**TEKSTFRAGMENT:**
◆ ◆ ◆

De vaste collectie is omwille van de tijdelijke tentoonstellingen niet zichtbaar, maar wel te bekijken op de website van
*
Tot 26 mei 2019 lopen in het museum 2 aparte tentoonstellingsprojecten die we onlangs bezochten.
De rechtervleugel en de centrale hal zijn het terrein van 'FRINGE',
een project waarin drie kunstenaars een forum krijgen:
De Australische
Jenny WATSON
(°1951, Melbourne - Australia)
De Belgische, in Sri Lanka wonende
Saskia PINTELON
(°1945, Kortrijk - België)
De Amerikaan
William N. COPLEY
(1919, New York - 1996, Key West - U.S.A.)
Het minste dat je van deze drie kan zeggen is dat ze een eigen, onconventionele invalshoek hebben in het artistieke veld. Ze laten zich niet binnen een richting of stroming plaatsen en creëren elk op hun terrein met een veelheid aan technieken en uitdrukkingswijzen.
De titel 'FRINGE' verwijst in het Engels naar perifeer, marginaal, secundair of extreem in relatie tot iets anders. 'Fringe' staat ook synoniem voor 'Edge' of 'RAND'. Herinner U het project van Jan Hoet uit 2000, 'Over the Edges'. 'De werken die in het kader van Over the Edges werden gerealiseerd balanceren op de rand van integratie en contrast.' Zo ligt hier meteen een verwijzing naar de tentoonstelling aan de overkant van het museum, waar geput wordt uit het archief en de collectie van Jan Hoet, die bovendien een belangrijke promotor was van kunstenaars zoals Jenny WATSON.
Dat Jenny WATSON niet zomaar de eerste de beste is, bewijst zonder twijfel haar deelname aan de Biënnale van Venetië 1993 in het Australisch paviljoen. Watson was bovendien de eerste vrouwelijke kunstenaar die haar land vertegenwoordigde.
Ze toont hier in Deurle overigens een paar werken die toen ook in Venetië te zien waren. De schilderijen van paarden met aangehechte 'valse' paardenstaarten zijn geschilderd op luxueus rood fluweel en voorzien van extra roze paneeltjes met handgeschreven tekst. Gelijkaardige bordjes vinden we bij al haar schilderijen terug.
Die tekstbijlagen zijn terug te voeren naar de invloed van de conceptuele kunst die ze reeds in het begin van de jaren '70 oppikte. Daarnaast speelden het feminisme en de punk scene (in Melbourne en Londen) een bepalende rol in haar werk.

◆ ◆ ◆

**INVOERGEGEVENS:**
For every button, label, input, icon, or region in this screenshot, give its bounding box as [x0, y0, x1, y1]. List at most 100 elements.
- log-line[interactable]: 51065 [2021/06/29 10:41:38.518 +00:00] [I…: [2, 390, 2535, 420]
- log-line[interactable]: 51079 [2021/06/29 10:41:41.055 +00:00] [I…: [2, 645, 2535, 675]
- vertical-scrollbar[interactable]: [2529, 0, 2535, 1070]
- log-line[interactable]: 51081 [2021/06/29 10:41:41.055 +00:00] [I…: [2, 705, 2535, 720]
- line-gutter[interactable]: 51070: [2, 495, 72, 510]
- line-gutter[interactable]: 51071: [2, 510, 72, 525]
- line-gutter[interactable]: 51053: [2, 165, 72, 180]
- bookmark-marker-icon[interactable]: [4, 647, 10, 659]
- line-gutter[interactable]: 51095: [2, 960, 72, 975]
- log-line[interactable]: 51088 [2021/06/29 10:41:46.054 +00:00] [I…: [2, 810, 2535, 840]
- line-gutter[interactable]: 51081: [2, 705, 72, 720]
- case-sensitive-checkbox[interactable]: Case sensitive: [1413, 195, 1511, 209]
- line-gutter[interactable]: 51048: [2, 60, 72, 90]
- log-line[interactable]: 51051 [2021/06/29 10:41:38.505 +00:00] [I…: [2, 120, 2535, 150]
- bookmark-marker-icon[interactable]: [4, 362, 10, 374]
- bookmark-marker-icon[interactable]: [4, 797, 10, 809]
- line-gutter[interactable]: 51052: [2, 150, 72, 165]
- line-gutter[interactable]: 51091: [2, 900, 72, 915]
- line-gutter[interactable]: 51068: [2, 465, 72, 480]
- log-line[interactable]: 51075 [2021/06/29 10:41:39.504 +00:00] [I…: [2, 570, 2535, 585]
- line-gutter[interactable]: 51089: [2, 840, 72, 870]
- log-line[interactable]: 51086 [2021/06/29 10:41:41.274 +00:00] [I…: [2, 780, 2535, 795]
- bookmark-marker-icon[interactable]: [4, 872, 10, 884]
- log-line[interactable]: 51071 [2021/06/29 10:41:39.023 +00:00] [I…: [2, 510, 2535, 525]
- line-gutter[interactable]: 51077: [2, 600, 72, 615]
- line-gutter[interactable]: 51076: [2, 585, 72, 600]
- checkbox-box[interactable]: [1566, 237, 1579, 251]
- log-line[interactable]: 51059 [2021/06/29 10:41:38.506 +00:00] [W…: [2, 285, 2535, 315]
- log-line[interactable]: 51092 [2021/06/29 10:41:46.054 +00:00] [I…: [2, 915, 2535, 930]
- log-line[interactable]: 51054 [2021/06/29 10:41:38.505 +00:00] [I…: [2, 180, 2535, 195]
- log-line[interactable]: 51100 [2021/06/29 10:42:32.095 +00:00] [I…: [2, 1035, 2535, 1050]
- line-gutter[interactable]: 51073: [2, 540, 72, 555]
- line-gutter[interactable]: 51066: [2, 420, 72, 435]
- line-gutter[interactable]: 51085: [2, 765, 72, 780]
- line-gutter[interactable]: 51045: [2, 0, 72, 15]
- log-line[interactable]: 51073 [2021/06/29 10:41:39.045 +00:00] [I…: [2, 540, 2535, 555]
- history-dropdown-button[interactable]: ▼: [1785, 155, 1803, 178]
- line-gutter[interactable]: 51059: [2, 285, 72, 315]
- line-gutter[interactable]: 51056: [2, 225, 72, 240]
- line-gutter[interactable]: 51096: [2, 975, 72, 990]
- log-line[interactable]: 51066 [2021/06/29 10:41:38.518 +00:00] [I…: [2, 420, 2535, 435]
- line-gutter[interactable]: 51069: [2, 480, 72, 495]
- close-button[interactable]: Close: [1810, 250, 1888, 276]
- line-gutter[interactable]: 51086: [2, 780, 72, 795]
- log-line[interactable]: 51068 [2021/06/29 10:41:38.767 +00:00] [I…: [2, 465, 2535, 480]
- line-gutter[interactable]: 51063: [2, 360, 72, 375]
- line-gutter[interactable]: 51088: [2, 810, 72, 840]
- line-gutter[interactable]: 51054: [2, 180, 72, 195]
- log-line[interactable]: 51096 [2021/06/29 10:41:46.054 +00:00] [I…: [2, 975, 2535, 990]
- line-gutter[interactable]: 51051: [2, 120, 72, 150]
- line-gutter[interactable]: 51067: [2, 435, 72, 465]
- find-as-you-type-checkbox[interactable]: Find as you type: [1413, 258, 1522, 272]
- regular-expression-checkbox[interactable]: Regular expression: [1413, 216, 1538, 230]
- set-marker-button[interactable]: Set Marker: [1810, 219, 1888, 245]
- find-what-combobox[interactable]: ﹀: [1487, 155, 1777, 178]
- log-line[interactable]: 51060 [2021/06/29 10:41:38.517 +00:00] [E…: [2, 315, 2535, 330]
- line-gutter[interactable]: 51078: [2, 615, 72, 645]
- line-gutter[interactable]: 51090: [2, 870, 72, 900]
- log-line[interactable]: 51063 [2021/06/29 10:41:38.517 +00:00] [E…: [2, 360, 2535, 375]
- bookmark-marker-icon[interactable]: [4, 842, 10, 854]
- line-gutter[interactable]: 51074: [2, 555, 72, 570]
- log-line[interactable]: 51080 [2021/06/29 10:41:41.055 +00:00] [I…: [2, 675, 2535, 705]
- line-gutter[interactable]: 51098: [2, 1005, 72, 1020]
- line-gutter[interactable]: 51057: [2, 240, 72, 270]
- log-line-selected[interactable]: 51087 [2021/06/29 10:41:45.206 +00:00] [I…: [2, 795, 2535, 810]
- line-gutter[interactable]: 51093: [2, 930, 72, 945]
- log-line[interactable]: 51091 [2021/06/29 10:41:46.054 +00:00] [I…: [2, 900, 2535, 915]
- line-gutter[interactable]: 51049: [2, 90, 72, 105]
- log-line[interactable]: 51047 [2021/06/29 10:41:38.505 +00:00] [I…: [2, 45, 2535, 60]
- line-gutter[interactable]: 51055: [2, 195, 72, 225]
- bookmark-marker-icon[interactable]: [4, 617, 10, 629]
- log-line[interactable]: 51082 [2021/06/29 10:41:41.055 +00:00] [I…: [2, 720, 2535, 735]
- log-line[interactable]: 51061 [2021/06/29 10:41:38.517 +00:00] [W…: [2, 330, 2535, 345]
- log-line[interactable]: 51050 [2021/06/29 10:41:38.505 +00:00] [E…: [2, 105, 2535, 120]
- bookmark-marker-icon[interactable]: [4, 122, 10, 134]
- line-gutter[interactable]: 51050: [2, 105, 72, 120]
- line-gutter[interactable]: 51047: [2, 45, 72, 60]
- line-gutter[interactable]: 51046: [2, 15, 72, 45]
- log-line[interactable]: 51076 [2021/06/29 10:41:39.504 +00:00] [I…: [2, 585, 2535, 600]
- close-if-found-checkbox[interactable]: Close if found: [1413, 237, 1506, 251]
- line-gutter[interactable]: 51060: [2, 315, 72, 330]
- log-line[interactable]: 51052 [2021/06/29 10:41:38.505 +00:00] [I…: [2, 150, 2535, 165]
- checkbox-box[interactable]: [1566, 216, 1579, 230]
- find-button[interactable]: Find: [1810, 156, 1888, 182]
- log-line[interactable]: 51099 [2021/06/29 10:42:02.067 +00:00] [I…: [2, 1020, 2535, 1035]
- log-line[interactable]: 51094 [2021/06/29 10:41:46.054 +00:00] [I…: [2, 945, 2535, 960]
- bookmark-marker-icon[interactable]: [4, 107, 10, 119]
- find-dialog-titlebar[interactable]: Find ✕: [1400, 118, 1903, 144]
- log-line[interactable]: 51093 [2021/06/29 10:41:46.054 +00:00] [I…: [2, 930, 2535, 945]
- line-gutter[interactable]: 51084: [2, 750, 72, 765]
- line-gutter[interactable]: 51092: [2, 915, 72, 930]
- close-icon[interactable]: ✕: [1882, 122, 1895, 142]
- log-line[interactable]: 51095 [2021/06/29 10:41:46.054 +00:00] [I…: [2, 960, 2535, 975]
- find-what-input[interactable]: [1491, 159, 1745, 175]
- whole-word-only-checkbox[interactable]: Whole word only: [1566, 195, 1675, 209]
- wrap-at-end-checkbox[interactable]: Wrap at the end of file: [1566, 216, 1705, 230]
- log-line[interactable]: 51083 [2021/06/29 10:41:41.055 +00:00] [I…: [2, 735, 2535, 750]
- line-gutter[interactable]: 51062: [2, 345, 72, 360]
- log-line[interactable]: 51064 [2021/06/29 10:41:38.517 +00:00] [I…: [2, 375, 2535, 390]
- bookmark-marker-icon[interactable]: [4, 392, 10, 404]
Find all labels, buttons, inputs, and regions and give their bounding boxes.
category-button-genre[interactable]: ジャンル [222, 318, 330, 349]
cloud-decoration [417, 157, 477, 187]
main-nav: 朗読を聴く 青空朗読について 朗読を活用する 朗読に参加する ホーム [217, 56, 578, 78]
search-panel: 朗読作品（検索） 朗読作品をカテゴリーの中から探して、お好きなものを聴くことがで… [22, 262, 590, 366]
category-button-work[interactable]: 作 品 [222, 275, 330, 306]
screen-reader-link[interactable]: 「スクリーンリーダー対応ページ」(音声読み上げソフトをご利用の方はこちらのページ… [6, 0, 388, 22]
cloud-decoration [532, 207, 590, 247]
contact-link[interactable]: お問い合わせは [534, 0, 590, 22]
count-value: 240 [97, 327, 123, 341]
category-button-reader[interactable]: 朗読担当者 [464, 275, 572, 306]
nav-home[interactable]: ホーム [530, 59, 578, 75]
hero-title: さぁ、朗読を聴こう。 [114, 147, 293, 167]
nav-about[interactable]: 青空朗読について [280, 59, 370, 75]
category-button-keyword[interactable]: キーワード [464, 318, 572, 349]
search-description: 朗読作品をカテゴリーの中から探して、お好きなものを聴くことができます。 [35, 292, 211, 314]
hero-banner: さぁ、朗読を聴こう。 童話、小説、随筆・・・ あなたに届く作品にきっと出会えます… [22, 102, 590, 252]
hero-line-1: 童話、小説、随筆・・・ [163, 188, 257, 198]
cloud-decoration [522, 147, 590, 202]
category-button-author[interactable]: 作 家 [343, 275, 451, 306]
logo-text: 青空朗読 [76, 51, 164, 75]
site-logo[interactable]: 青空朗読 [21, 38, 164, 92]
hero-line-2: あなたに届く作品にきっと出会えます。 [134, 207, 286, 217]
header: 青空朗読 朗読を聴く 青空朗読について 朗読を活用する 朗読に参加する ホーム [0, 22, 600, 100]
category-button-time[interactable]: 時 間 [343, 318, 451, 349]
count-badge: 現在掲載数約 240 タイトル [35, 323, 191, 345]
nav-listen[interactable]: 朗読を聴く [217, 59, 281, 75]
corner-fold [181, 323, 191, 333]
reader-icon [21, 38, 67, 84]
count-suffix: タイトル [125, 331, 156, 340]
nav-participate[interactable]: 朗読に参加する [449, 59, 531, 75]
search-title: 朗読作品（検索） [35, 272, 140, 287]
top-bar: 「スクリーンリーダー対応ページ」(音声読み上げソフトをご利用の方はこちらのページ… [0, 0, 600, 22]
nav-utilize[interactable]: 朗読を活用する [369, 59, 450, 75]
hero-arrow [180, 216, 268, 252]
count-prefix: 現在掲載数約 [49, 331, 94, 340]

◆ ◆ ◆

**OPGAVEN:**
• a. Schrijf uit de tekst over de tentoonstelling 'FRINGE' letterlijk het stuk over, te beginnen bij "De rechtervleugel en" en eindigend bij "Kortrijk - België)".
• b. Zet alsjeblieft de regels van de rijen, te beginnen bij de eerste regel en eindigend bij de regel met "- line-gutter[interactable]: 51052: [2, 150, 72, 165]", om in een JSON-lijst van strings met één string per regel, zonder lege regels. Neem alleen die regels op, beide grenzen inbegrepen.

**OPLOSSINGEN:**
• a.
De rechtervleugel en de centrale hal zijn het terrein van 'FRINGE',
een project waarin drie kunstenaars een forum krijgen:
De Australische
Jenny WATSON
(°1951, Melbourne - Australia)
De Belgische, in Sri Lanka wonende
Saskia PINTELON
(°1945, Kortrijk - België)

• b.
[
  "For every button, label, input, icon, or region in this screenshot, give its bounding box as [x0, y0, x1, y1]. List at most 100 elements.",
  "- log-line[interactable]: 51065 [2021/06/29 10:41:38.518 +00:00] [I…: [2, 390, 2535, 420]",
  "- log-line[interactable]: 51079 [2021/06/29 10:41:41.055 +00:00] [I…: [2, 645, 2535, 675]",
  "- vertical-scrollbar[interactable]: [2529, 0, 2535, 1070]",
  "- log-line[interactable]: 51081 [2021/06/29 10:41:41.055 +00:00] [I…: [2, 705, 2535, 720]",
  "- line-gutter[interactable]: 51070: [2, 495, 72, 510]",
  "- line-gutter[interactable]: 51071: [2, 510, 72, 525]",
  "- line-gutter[interactable]: 51053: [2, 165, 72, 180]",
  "- bookmark-marker-icon[interactable]: [4, 647, 10, 659]",
  "- line-gutter[interactable]: 51095: [2, 960, 72, 975]",
  "- log-line[interactable]: 51088 [2021/06/29 10:41:46.054 +00:00] [I…: [2, 810, 2535, 840]",
  "- line-gutter[interactable]: 51081: [2, 705, 72, 720]",
  "- case-sensitive-checkbox[interactable]: Case sensitive: [1413, 195, 1511, 209]",
  "- line-gutter[interactable]: 51048: [2, 60, 72, 90]",
  "- log-line[interactable]: 51051 [2021/06/29 10:41:38.505 +00:00] [I…: [2, 120, 2535, 150]",
  "- bookmark-marker-icon[interactable]: [4, 362, 10, 374]",
  "- bookmark-marker-icon[interactable]: [4, 797, 10, 809]",
  "- line-gutter[interactable]: 51052: [2, 150, 72, 165]"
]